Work required: Look through the material below. Copy each line that contains the string "体会角色的心情".

↓

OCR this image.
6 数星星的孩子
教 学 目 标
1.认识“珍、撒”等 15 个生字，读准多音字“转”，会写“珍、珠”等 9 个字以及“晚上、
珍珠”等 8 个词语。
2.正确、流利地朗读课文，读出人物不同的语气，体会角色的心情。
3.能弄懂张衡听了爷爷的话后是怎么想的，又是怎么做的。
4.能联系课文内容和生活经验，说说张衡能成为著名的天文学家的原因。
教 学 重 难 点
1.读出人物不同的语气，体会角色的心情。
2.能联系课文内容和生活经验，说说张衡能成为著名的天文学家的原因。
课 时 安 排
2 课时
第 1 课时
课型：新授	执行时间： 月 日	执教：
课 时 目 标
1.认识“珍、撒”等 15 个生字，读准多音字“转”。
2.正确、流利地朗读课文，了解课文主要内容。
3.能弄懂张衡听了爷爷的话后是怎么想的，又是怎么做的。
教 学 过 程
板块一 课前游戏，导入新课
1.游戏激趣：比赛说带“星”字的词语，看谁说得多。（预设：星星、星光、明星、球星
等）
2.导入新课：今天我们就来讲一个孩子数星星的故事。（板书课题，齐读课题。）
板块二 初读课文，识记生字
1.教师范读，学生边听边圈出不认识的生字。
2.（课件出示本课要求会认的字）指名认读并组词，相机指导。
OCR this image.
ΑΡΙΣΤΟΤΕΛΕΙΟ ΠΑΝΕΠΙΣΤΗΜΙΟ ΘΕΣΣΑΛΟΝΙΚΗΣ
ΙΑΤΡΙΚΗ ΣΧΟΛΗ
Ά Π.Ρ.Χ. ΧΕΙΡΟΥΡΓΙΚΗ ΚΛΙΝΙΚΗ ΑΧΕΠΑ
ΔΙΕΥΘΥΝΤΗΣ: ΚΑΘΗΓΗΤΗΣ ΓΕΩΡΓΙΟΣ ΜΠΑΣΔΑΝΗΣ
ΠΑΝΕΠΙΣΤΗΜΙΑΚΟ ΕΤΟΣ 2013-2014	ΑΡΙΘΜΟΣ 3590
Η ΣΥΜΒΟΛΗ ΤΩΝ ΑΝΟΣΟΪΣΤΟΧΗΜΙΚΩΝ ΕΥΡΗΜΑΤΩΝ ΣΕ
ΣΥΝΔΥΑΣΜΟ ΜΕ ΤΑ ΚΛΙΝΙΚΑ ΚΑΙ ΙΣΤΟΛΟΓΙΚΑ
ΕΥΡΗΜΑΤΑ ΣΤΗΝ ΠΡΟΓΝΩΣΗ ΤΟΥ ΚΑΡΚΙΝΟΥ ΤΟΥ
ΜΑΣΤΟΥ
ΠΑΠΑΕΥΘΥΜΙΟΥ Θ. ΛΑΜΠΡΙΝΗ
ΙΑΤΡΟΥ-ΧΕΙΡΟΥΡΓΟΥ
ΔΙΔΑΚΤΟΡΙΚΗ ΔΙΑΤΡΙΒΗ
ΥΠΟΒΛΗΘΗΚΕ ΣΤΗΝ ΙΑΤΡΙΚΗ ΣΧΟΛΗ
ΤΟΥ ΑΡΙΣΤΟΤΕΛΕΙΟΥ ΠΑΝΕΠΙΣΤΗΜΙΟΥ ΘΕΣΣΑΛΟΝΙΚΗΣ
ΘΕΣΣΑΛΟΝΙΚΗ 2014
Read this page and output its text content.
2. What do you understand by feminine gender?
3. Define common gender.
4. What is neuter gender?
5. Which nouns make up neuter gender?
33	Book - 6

↑

Output of the exercise:
2.正确、流利地朗读课文，读出人物不同的语气，体会角色的心情。
1.读出人物不同的语气，体会角色的心情。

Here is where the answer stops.